• Stated exercise
Draw out every line with the word "xlabel" from the listing below.

• Material supplied
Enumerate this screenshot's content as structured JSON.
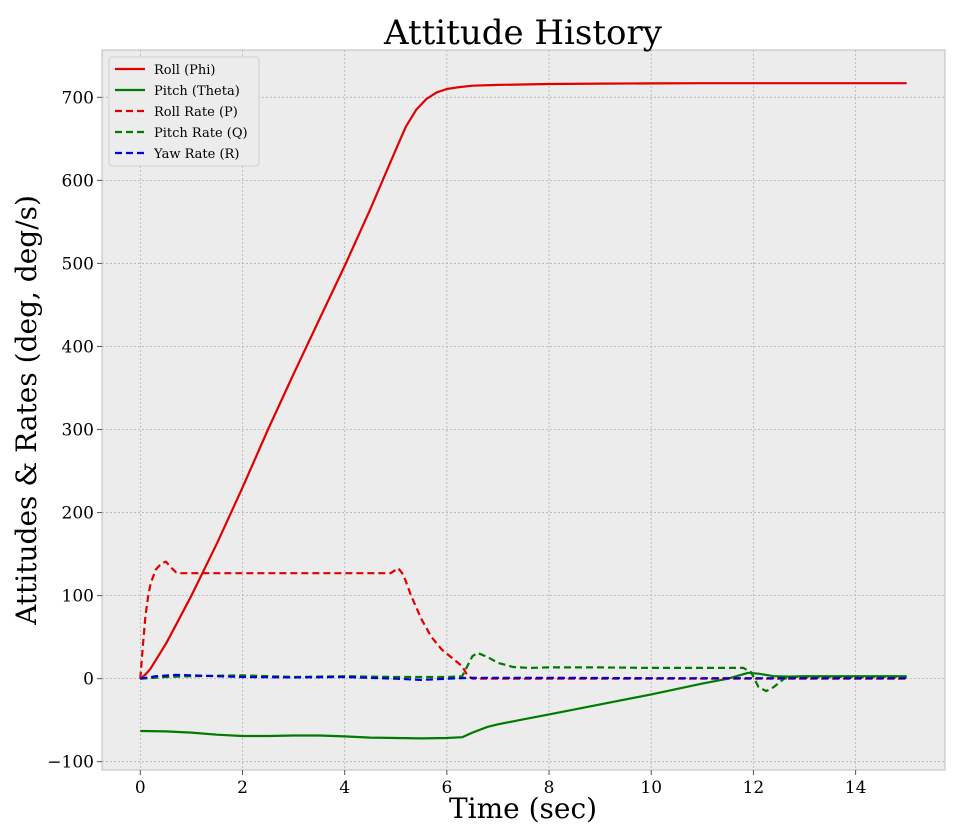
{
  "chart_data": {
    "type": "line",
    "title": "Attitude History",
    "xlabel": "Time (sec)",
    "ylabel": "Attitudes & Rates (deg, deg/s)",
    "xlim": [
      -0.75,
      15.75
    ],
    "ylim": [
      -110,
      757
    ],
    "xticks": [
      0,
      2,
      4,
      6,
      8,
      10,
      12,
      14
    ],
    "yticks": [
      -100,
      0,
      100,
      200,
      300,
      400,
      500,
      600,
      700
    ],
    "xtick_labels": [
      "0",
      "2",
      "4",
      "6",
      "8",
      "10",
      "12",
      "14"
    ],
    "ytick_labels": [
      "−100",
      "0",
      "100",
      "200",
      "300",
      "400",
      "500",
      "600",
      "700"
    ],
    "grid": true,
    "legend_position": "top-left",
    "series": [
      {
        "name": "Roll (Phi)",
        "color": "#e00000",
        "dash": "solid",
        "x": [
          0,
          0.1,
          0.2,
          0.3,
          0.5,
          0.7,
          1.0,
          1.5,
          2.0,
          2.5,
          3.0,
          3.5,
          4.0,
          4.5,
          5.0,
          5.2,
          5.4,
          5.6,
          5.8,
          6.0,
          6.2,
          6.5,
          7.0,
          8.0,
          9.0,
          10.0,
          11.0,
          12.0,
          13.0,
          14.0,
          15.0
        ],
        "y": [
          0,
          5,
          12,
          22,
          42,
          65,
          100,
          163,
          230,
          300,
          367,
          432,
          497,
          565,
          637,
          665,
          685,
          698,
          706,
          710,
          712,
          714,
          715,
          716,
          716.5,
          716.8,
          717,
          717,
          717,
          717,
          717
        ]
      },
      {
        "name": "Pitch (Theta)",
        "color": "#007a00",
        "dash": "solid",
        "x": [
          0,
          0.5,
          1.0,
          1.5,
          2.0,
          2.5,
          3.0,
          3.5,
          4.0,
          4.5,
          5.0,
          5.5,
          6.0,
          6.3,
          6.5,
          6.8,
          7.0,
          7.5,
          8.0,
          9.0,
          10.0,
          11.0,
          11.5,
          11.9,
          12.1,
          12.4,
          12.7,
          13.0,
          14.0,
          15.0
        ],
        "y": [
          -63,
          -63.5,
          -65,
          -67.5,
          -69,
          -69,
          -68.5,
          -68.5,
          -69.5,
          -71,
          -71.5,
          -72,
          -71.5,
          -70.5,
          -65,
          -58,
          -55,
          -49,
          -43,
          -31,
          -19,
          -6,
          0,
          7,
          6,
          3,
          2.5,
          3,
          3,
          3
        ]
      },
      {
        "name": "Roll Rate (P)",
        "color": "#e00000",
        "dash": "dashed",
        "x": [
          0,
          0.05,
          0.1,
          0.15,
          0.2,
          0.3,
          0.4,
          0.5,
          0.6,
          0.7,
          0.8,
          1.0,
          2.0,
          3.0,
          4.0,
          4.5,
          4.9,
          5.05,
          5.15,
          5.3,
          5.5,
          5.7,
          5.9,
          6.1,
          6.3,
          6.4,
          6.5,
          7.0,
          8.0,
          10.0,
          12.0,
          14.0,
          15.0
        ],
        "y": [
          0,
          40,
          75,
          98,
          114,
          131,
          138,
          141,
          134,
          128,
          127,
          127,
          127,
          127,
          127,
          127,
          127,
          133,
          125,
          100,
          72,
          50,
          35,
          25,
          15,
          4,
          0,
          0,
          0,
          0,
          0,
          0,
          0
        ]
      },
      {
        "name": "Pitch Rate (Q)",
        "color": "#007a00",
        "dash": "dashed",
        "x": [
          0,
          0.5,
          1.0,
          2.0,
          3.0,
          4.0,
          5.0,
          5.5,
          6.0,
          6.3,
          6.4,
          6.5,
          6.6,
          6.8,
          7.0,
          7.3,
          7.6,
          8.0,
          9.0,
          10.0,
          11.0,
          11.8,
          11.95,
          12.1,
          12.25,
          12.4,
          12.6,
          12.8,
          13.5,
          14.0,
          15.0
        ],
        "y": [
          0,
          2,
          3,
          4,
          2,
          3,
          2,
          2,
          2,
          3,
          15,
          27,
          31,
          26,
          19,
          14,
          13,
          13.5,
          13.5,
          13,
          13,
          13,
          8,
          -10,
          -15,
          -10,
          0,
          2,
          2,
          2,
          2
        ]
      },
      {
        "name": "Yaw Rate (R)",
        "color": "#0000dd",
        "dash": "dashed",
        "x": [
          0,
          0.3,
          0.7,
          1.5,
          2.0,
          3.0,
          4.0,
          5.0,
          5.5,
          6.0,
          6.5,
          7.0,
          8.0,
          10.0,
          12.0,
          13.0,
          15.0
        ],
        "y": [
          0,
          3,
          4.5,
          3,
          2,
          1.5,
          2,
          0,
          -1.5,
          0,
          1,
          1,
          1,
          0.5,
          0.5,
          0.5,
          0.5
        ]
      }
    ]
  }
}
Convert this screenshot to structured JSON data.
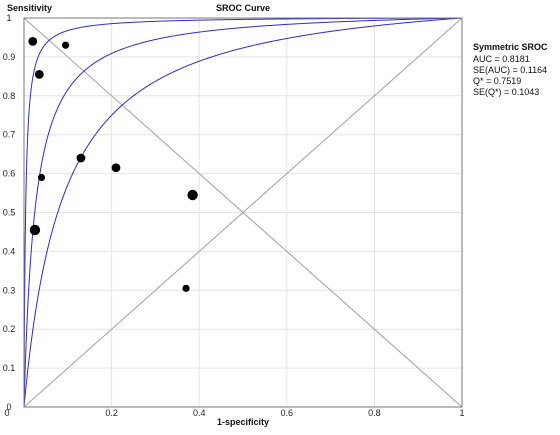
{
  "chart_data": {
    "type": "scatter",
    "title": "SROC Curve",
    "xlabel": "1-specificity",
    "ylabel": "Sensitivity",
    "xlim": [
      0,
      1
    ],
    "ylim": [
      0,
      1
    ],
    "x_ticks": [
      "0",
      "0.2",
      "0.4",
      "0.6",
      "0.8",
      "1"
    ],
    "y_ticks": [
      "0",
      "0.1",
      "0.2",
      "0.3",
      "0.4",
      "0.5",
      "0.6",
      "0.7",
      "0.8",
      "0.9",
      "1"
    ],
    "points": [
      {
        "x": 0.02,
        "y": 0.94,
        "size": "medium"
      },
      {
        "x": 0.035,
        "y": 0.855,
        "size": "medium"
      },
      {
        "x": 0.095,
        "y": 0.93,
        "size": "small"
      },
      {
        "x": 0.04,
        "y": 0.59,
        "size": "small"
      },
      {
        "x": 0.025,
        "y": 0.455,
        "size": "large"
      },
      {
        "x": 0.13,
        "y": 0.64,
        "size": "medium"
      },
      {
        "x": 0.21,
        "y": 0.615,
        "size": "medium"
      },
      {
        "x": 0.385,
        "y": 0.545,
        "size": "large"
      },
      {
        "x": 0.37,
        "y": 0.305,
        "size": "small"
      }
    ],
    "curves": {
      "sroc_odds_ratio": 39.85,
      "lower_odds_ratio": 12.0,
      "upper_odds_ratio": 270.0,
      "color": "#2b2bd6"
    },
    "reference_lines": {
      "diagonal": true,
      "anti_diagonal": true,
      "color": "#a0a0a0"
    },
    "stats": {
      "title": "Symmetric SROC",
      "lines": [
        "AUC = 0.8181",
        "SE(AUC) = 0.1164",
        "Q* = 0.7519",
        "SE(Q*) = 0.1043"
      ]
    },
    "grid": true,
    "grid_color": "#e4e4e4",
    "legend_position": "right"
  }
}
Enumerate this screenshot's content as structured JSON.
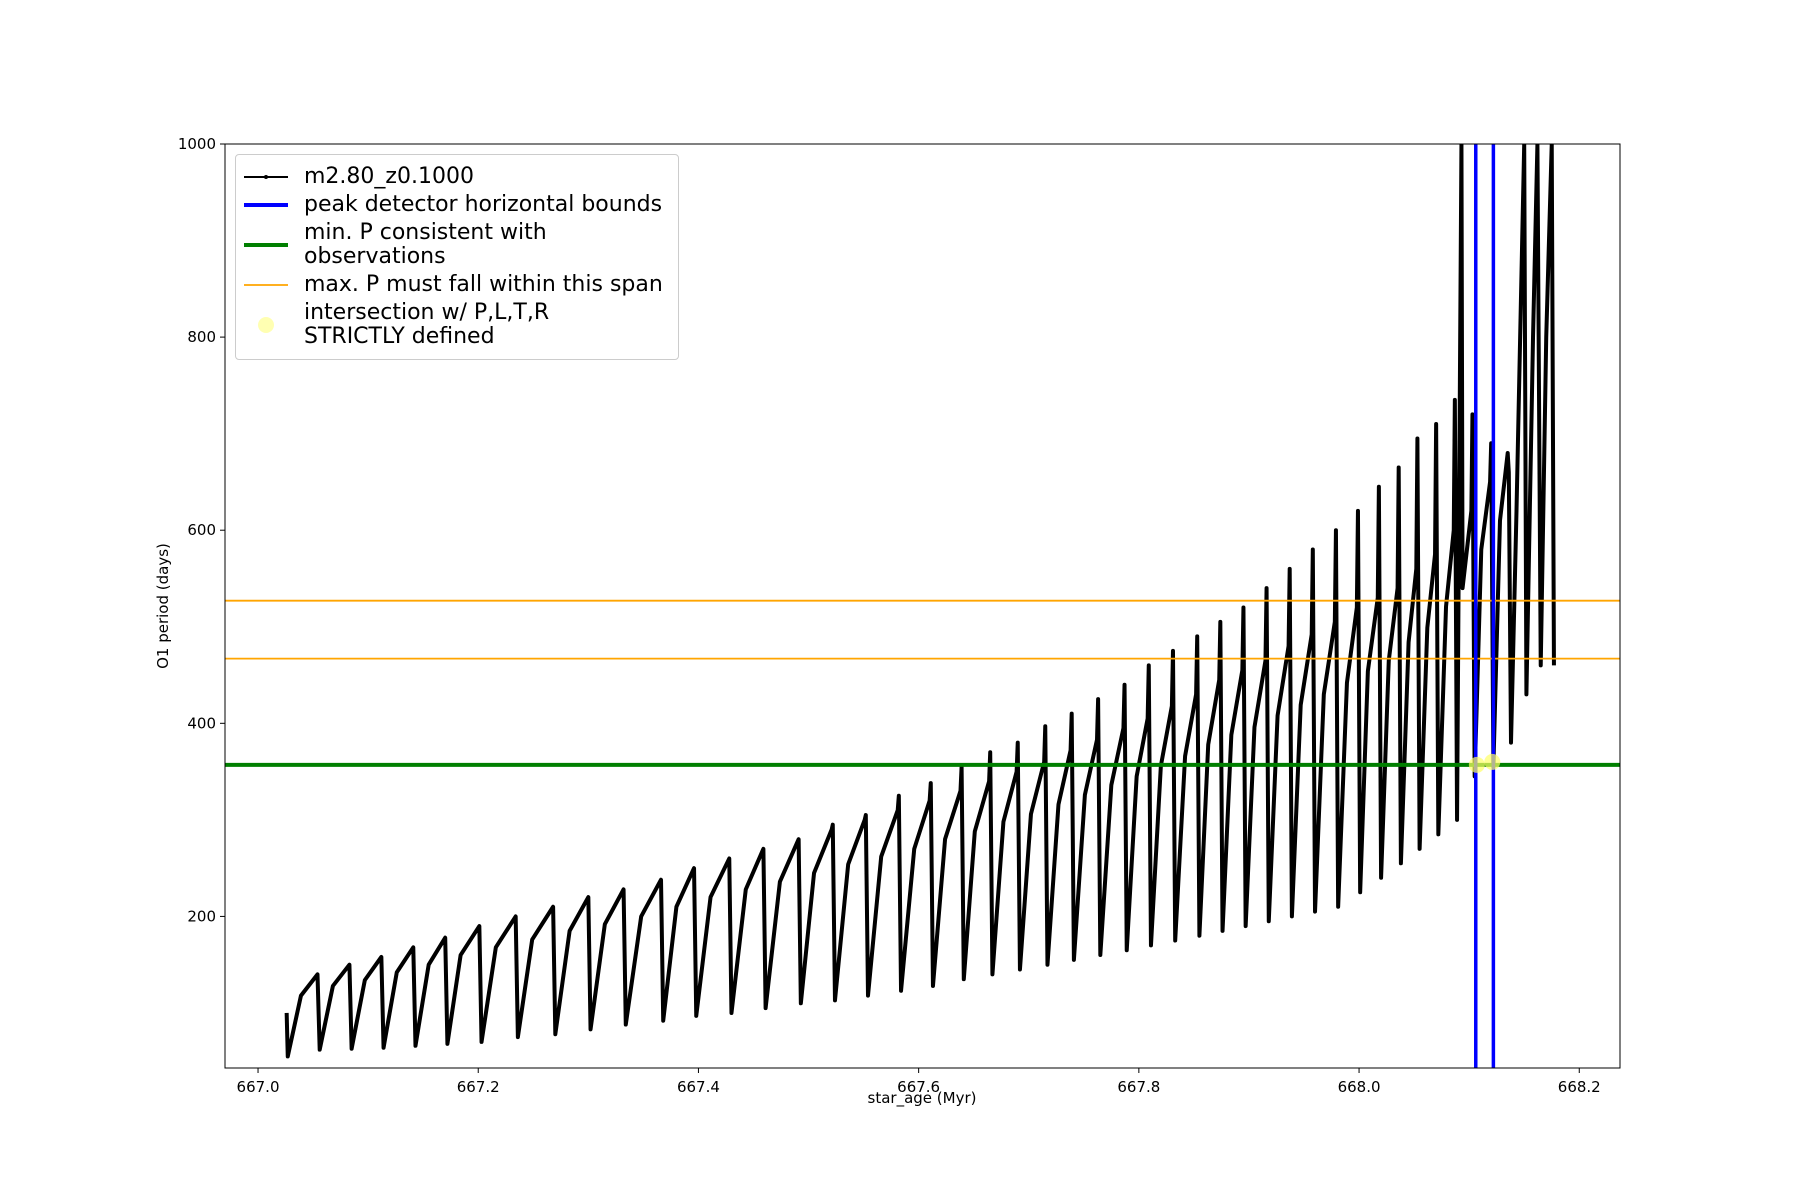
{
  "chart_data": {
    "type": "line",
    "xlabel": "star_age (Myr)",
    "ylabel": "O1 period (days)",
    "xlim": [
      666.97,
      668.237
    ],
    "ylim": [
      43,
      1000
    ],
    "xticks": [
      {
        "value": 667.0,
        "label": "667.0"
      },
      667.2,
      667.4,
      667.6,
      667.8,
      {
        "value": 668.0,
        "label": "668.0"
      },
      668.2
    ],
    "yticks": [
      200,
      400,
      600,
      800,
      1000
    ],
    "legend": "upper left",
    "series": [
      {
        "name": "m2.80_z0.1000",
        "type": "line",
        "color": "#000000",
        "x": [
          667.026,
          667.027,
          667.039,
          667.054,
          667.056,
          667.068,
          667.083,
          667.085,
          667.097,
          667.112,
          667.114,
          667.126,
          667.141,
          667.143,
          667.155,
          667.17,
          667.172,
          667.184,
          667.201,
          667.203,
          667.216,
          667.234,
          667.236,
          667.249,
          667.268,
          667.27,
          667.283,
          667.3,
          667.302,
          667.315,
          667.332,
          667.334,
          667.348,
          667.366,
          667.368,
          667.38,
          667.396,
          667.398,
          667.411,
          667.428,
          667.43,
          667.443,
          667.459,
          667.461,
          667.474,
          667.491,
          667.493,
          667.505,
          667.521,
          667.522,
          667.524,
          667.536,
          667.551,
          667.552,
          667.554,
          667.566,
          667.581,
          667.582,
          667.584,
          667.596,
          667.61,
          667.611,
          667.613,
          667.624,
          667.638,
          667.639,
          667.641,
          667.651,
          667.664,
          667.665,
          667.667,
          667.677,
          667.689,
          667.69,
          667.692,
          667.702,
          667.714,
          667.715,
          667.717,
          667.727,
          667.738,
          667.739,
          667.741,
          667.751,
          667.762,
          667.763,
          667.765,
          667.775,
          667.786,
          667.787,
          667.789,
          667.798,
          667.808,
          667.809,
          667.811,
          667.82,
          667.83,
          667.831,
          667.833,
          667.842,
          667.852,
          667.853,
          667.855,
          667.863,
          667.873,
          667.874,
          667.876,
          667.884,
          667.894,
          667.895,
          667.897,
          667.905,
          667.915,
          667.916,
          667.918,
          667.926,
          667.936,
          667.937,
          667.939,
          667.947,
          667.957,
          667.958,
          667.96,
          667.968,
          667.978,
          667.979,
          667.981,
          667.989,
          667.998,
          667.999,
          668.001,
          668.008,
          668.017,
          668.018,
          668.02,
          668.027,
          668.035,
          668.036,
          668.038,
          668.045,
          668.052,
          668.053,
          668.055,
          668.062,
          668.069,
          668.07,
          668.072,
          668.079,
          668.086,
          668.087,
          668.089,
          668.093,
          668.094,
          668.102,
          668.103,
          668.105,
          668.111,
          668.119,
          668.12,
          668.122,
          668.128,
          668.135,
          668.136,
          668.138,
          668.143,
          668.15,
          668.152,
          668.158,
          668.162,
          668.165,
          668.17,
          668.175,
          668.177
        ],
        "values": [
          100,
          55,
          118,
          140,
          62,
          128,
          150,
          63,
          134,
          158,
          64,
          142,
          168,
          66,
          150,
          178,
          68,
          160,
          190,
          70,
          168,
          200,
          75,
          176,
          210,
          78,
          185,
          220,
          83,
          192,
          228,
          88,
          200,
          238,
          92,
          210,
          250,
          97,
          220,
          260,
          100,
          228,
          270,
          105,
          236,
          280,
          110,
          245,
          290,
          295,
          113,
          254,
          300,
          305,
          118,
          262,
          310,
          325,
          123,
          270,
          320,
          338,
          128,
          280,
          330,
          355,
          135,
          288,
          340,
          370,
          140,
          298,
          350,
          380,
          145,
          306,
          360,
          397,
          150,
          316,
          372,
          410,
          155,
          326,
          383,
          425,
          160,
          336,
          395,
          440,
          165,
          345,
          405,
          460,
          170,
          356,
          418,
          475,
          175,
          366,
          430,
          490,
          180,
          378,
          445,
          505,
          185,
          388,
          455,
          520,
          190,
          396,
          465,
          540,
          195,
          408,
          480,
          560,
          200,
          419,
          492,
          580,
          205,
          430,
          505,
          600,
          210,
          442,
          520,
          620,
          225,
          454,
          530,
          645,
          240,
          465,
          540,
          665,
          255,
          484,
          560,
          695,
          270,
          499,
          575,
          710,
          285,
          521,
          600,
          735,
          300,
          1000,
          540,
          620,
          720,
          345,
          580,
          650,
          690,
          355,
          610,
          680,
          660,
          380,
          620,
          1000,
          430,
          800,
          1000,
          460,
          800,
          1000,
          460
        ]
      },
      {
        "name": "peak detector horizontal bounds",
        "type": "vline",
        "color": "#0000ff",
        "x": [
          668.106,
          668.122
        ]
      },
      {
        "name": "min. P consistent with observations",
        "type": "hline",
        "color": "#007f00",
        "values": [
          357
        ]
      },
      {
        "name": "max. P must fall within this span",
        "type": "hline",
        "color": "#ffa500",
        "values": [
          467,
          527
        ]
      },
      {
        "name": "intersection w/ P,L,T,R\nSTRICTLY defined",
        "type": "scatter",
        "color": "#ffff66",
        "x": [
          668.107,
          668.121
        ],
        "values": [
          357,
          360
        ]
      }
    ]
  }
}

• Full response
    "xlabel": "Time (sec)",
    "xlabel": "1-specificity",
    "xlabel": "star_age (Myr)",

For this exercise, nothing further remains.